Task — Copy each line of the data below with the word "corduroy".

··· Information supplied ···

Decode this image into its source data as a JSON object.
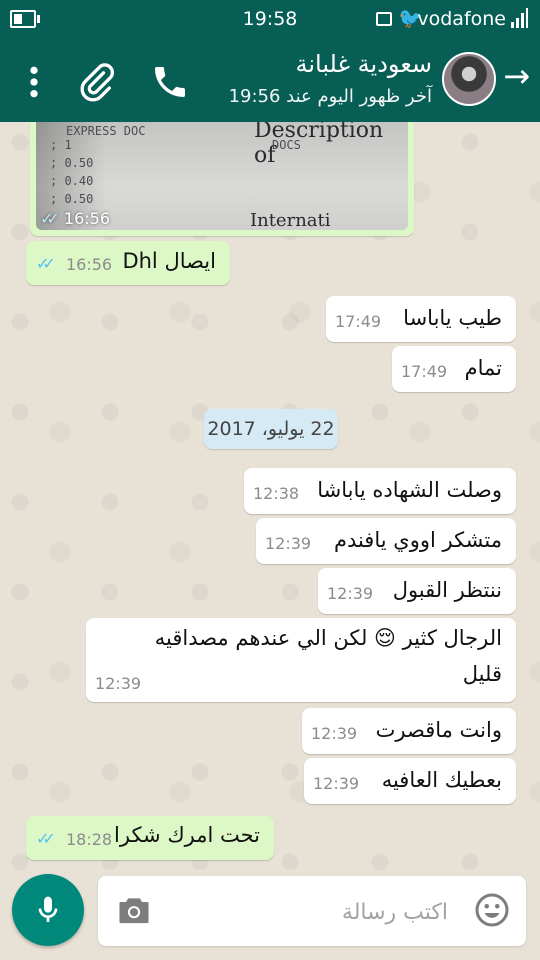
{
  "status_bar": {
    "time": "19:58",
    "carrier": "vodafone"
  },
  "header": {
    "contact_name": "سعودية غلبانة",
    "last_seen": "آخر ظهور اليوم عند 19:56"
  },
  "image_message": {
    "time": "16:56",
    "photo_lines": [
      "EXPRESS DOC",
      "; 1",
      "; 0.50",
      "; 0.40",
      "; 0.50"
    ],
    "photo_heading": "Description of",
    "photo_docs": "DOCS",
    "photo_bottom": "Internati"
  },
  "messages": [
    {
      "direction": "out",
      "text": "ايصال Dhl",
      "time": "16:56"
    },
    {
      "direction": "in",
      "text": "طيب ياباسا",
      "time": "17:49"
    },
    {
      "direction": "in",
      "text": "تمام",
      "time": "17:49"
    },
    {
      "direction": "in",
      "text": "وصلت الشهاده ياباشا",
      "time": "12:38"
    },
    {
      "direction": "in",
      "text": "متشكر اووي يافندم",
      "time": "12:39"
    },
    {
      "direction": "in",
      "text": "ننتظر القبول",
      "time": "12:39"
    },
    {
      "direction": "in",
      "text_line1": "الرجال كثير 😌 لكن الي عندهم مصداقيه",
      "text_line2": "قليل",
      "time": "12:39"
    },
    {
      "direction": "in",
      "text": "وانت ماقصرت",
      "time": "12:39"
    },
    {
      "direction": "in",
      "text": "بعطيك العافيه",
      "time": "12:39"
    },
    {
      "direction": "out",
      "text": "تحت امرك شكرا",
      "time": "18:28"
    }
  ],
  "date_separator": "22 يوليو، 2017",
  "composer": {
    "placeholder": "اكتب رسالة"
  },
  "colors": {
    "header": "#075e54",
    "outgoing": "#dcf8c6",
    "incoming": "#ffffff",
    "read_ticks": "#4fc3f7",
    "mic_button": "#00897b"
  },
  "icons": [
    "battery-icon",
    "gallery-icon",
    "twitter-icon",
    "signal-icon",
    "back-arrow-icon",
    "more-icon",
    "attach-icon",
    "call-icon",
    "double-check-icon",
    "camera-icon",
    "emoji-icon",
    "mic-icon"
  ]
}
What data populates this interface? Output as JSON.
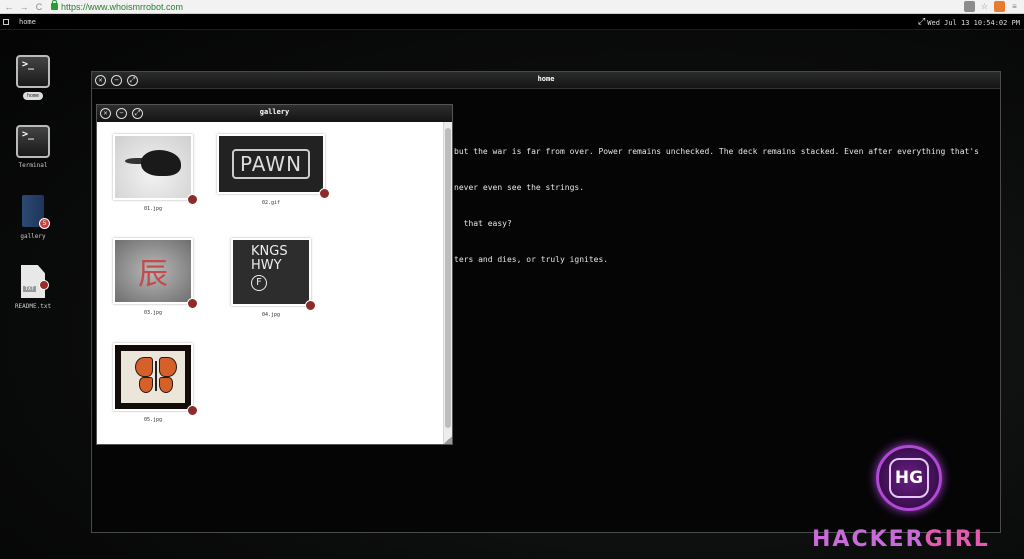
{
  "browser": {
    "url": "https://www.whoismrrobot.com",
    "back": "←",
    "forward": "→",
    "reload": "C"
  },
  "topbar": {
    "home_label": "home",
    "clock": "Wed Jul 13 10:54:02 PM",
    "fullscreen_icon": "⤢"
  },
  "desktop_icons": [
    {
      "label": "home",
      "icon": "terminal-icon",
      "glyph": ">_"
    },
    {
      "label": "Terminal",
      "icon": "terminal-icon",
      "glyph": ">_"
    },
    {
      "label": "gallery",
      "icon": "folder-icon",
      "badge": "5"
    },
    {
      "label": "README.txt",
      "icon": "text-file-icon",
      "tag": "TXT"
    }
  ],
  "home_window": {
    "title": "home",
    "lines": [
      "but the war is far from over. Power remains unchecked. The deck remains stacked. Even after everything that's",
      "never even see the strings.",
      "  that easy?",
      "ters and dies, or truly ignites."
    ]
  },
  "gallery_window": {
    "title": "gallery",
    "items": [
      {
        "filename": "01.jpg",
        "content": "bird"
      },
      {
        "filename": "02.gif",
        "content": "PAWN"
      },
      {
        "filename": "03.jpg",
        "content": "辰"
      },
      {
        "filename": "04.jpg",
        "content": [
          "KNGS",
          "HWY",
          "F"
        ]
      },
      {
        "filename": "05.jpg",
        "content": "butterfly"
      }
    ]
  },
  "window_buttons": {
    "close": "✕",
    "minimize": "−",
    "maximize": "⤢"
  },
  "watermark": {
    "logo": "HG",
    "text_a": "HACKER",
    "text_b": "GIRL"
  }
}
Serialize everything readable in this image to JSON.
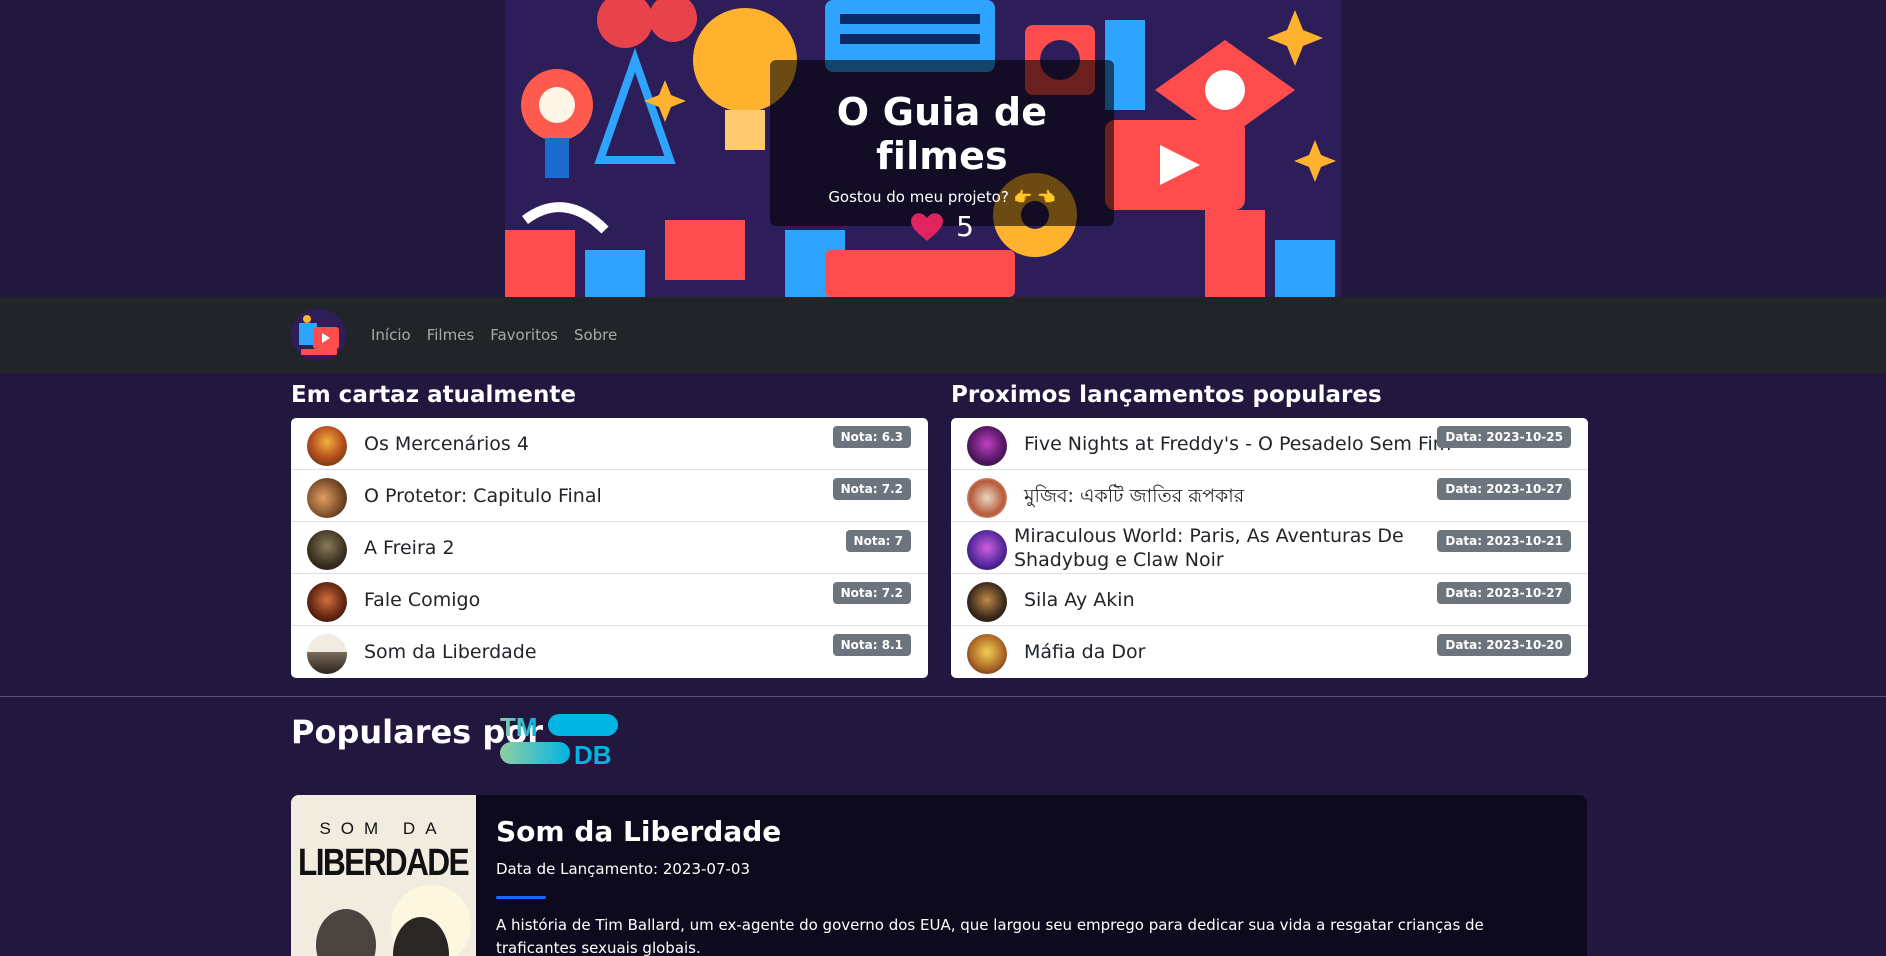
{
  "hero": {
    "title": "O Guia de filmes",
    "subtitle": "Gostou do meu projeto? 👉 👈",
    "likes": "5"
  },
  "nav": {
    "links": [
      "Início",
      "Filmes",
      "Favoritos",
      "Sobre"
    ]
  },
  "now_playing": {
    "title": "Em cartaz atualmente",
    "items": [
      {
        "title": "Os Mercenários 4",
        "badge": "Nota: 6.3"
      },
      {
        "title": "O Protetor: Capitulo Final",
        "badge": "Nota: 7.2"
      },
      {
        "title": "A Freira 2",
        "badge": "Nota: 7"
      },
      {
        "title": "Fale Comigo",
        "badge": "Nota: 7.2"
      },
      {
        "title": "Som da Liberdade",
        "badge": "Nota: 8.1"
      }
    ]
  },
  "upcoming": {
    "title": "Proximos lançamentos populares",
    "items": [
      {
        "title": "Five Nights at Freddy's - O Pesadelo Sem Fim",
        "badge": "Data: 2023-10-25"
      },
      {
        "title": "মুজিব: একটি জাতির রূপকার",
        "badge": "Data: 2023-10-27"
      },
      {
        "title": "Miraculous World: Paris, As Aventuras De Shadybug e Claw Noir",
        "badge": "Data: 2023-10-21"
      },
      {
        "title": "Sila Ay Akin",
        "badge": "Data: 2023-10-27"
      },
      {
        "title": "Máfia da Dor",
        "badge": "Data: 2023-10-20"
      }
    ]
  },
  "popular": {
    "title": "Populares por",
    "logo_top": "TM",
    "logo_bottom": "DB",
    "feature": {
      "poster_top": "SOM DA",
      "poster_bottom": "LIBERDADE",
      "title": "Som da Liberdade",
      "date": "Data de Lançamento: 2023-07-03",
      "description": "A história de Tim Ballard, um ex-agente do governo dos EUA, que largou seu emprego para dedicar sua vida a resgatar crianças de traficantes sexuais globais."
    }
  },
  "colors": {
    "background": "#22173f",
    "navbar": "#212529",
    "badge": "#6c757d",
    "accent": "#0d6efd",
    "heart": "#e0245e"
  }
}
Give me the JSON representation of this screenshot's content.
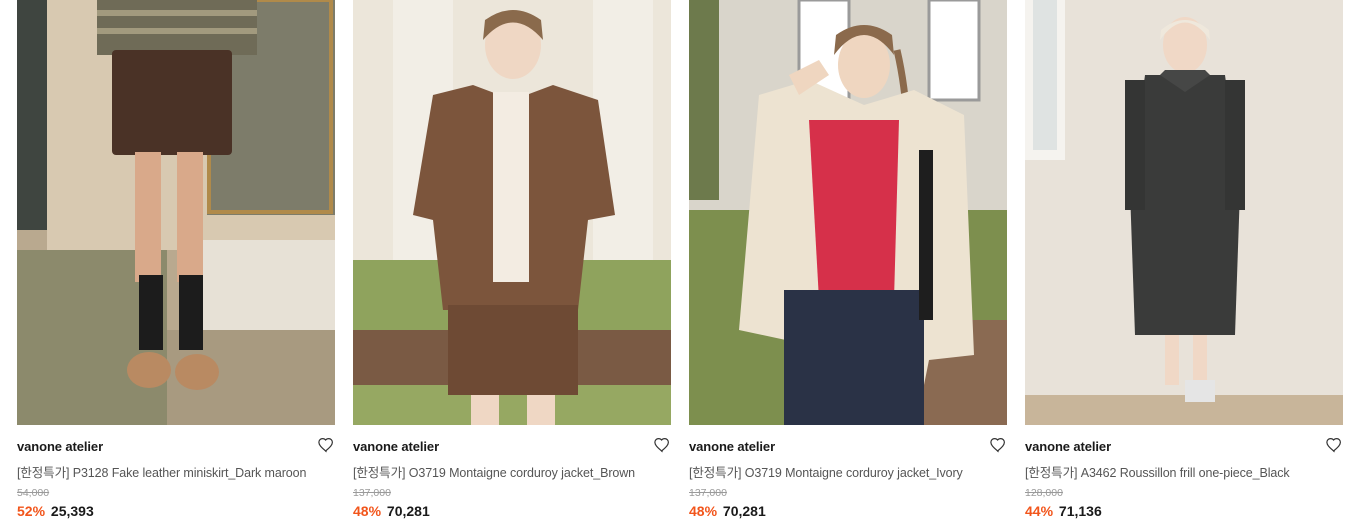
{
  "products": [
    {
      "brand": "vanone atelier",
      "name": "[한정특가] P3128 Fake leather miniskirt_Dark maroon",
      "original_price": "54,000",
      "discount": "52%",
      "sale_price": "25,393",
      "image_desc": "model-in-leather-miniskirt"
    },
    {
      "brand": "vanone atelier",
      "name": "[한정특가] O3719 Montaigne corduroy jacket_Brown",
      "original_price": "137,000",
      "discount": "48%",
      "sale_price": "70,281",
      "image_desc": "model-in-brown-corduroy-jacket"
    },
    {
      "brand": "vanone atelier",
      "name": "[한정특가] O3719 Montaigne corduroy jacket_Ivory",
      "original_price": "137,000",
      "discount": "48%",
      "sale_price": "70,281",
      "image_desc": "model-in-ivory-corduroy-jacket"
    },
    {
      "brand": "vanone atelier",
      "name": "[한정특가] A3462 Roussillon frill one-piece_Black",
      "original_price": "128,000",
      "discount": "44%",
      "sale_price": "71,136",
      "image_desc": "model-in-black-dress"
    }
  ],
  "colors": {
    "discount": "#f2551b",
    "price": "#1a1a1a",
    "original_price": "#9a9a9a"
  }
}
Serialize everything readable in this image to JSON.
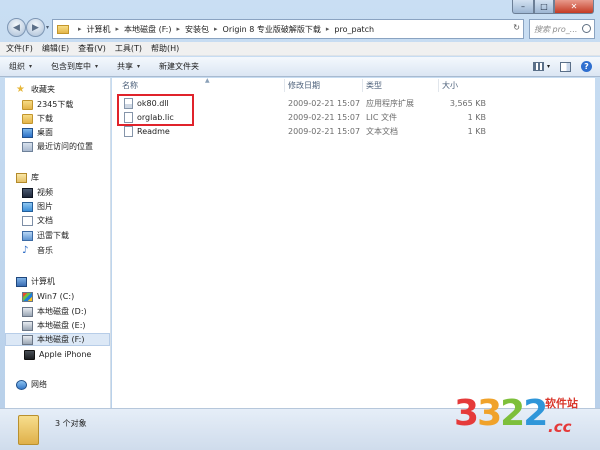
{
  "window_controls": {
    "minimize": "–",
    "maximize": "□",
    "close": "✕"
  },
  "address": {
    "crumbs": [
      "计算机",
      "本地磁盘 (F:)",
      "安装包",
      "Origin 8 专业版破解版下载",
      "pro_patch"
    ],
    "separator": "▸",
    "dropdown": "▾",
    "refresh": "↻"
  },
  "search": {
    "placeholder": "搜索 pro_..."
  },
  "menu": {
    "items": [
      "文件(F)",
      "编辑(E)",
      "查看(V)",
      "工具(T)",
      "帮助(H)"
    ]
  },
  "toolbar": {
    "organize": "组织",
    "include_library": "包含到库中",
    "share": "共享",
    "new_folder": "新建文件夹",
    "caret": "▾",
    "help": "?"
  },
  "nav": {
    "favorites_header": "收藏夹",
    "favorites": [
      "2345下载",
      "下载",
      "桌面",
      "最近访问的位置"
    ],
    "libraries_header": "库",
    "libraries": [
      "视频",
      "图片",
      "文档",
      "迅雷下载",
      "音乐"
    ],
    "computer_header": "计算机",
    "drives": [
      "Win7 (C:)",
      "本地磁盘 (D:)",
      "本地磁盘 (E:)",
      "本地磁盘 (F:)"
    ],
    "device": "Apple iPhone",
    "network": "网络"
  },
  "columns": {
    "name": "名称",
    "modified": "修改日期",
    "type": "类型",
    "size": "大小",
    "sort_caret": "▲"
  },
  "files": [
    {
      "name": "ok80.dll",
      "modified": "2009-02-21 15:07",
      "type": "应用程序扩展",
      "size": "3,565 KB",
      "icon": "dll-file-icon"
    },
    {
      "name": "orglab.lic",
      "modified": "2009-02-21 15:07",
      "type": "LIC 文件",
      "size": "1 KB",
      "icon": "file-icon"
    },
    {
      "name": "Readme",
      "modified": "2009-02-21 15:07",
      "type": "文本文档",
      "size": "1 KB",
      "icon": "text-file-icon"
    }
  ],
  "status": {
    "count_text": "3 个对象"
  },
  "watermark": {
    "digits": [
      "3",
      "3",
      "2",
      "2"
    ],
    "cn": "软件站",
    "domain": ".cc"
  }
}
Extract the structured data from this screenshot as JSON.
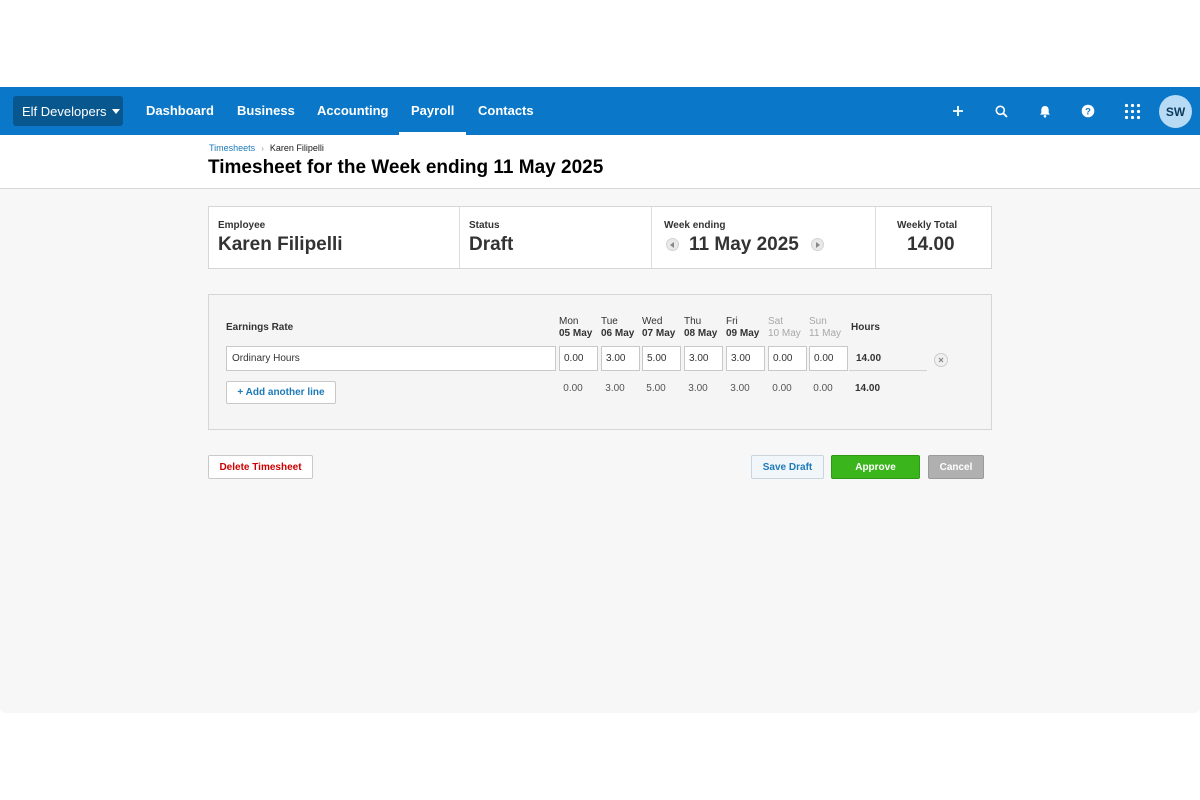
{
  "nav": {
    "org_name": "Elf Developers",
    "links": [
      "Dashboard",
      "Business",
      "Accounting",
      "Payroll",
      "Contacts"
    ],
    "active": "Payroll",
    "icons": [
      "plus-icon",
      "search-icon",
      "bell-icon",
      "help-icon",
      "apps-grid-icon"
    ],
    "avatar_initials": "SW"
  },
  "breadcrumb": {
    "parent": "Timesheets",
    "current": "Karen Filipelli"
  },
  "page_title": "Timesheet for the Week ending 11 May 2025",
  "summary": {
    "employee_label": "Employee",
    "employee": "Karen Filipelli",
    "status_label": "Status",
    "status": "Draft",
    "week_label": "Week ending",
    "week_ending": "11 May 2025",
    "total_label": "Weekly Total",
    "total": "14.00"
  },
  "grid": {
    "earnings_rate_label": "Earnings Rate",
    "hours_label": "Hours",
    "days": [
      {
        "day": "Mon",
        "date": "05 May"
      },
      {
        "day": "Tue",
        "date": "06 May"
      },
      {
        "day": "Wed",
        "date": "07 May"
      },
      {
        "day": "Thu",
        "date": "08 May"
      },
      {
        "day": "Fri",
        "date": "09 May"
      },
      {
        "day": "Sat",
        "date": "10 May"
      },
      {
        "day": "Sun",
        "date": "11 May"
      }
    ],
    "row": {
      "rate": "Ordinary Hours",
      "hours": [
        "0.00",
        "3.00",
        "5.00",
        "3.00",
        "3.00",
        "0.00",
        "0.00"
      ],
      "total": "14.00"
    },
    "add_line_label": "+ Add another line",
    "footer_totals": [
      "0.00",
      "3.00",
      "5.00",
      "3.00",
      "3.00",
      "0.00",
      "0.00"
    ],
    "footer_total": "14.00"
  },
  "actions": {
    "delete": "Delete Timesheet",
    "save": "Save Draft",
    "approve": "Approve",
    "cancel": "Cancel"
  },
  "colors": {
    "nav_bg": "#0a77c9",
    "approve": "#3ab51c",
    "delete_text": "#cc0000",
    "link": "#1d7ab8"
  }
}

···

Result of this exercise —
      "name": "[한정특가] O3719 Montaigne corduroy jacket_Brown",
      "image_desc": "model-in-brown-corduroy-jacket"
      "name": "[한정특가] O3719 Montaigne corduroy jacket_Ivory",
      "image_desc": "model-in-ivory-corduroy-jacket"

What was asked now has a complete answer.